= SHORT EXERCISE =
Select from the records below every line that has the word "corrosion" in it.

§ §

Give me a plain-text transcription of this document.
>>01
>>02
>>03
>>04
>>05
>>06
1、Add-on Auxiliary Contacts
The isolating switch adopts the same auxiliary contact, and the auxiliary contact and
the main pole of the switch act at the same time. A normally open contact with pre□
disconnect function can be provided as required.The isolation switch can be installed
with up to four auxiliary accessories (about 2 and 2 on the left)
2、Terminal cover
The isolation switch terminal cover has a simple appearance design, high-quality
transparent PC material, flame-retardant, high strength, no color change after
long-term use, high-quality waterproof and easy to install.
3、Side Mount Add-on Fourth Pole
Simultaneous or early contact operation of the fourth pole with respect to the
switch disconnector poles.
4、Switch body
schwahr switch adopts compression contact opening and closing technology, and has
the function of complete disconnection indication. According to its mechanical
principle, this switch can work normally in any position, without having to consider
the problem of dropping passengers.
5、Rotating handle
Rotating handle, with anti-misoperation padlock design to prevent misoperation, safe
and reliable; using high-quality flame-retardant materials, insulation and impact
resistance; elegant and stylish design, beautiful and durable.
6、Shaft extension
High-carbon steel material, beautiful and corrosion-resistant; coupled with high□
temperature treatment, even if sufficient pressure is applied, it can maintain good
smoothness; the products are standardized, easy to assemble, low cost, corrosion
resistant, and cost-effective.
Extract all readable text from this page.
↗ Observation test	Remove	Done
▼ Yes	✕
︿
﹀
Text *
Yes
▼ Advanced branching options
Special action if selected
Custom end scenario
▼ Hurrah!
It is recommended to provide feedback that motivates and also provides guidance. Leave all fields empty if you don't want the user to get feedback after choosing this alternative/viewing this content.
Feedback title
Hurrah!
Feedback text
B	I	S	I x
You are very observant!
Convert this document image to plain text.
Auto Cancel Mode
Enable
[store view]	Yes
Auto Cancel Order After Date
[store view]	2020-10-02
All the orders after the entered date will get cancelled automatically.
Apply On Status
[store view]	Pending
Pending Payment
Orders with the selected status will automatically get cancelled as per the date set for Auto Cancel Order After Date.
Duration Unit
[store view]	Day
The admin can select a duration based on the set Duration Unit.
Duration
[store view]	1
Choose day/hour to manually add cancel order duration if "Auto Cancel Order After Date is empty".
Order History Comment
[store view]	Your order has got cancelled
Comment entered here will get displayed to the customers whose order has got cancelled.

§ §

= THE REPLY =
High-carbon steel material, beautiful and corrosion-resistant; coupled with high□
smoothness; the products are standardized, easy to assemble, low cost, corrosion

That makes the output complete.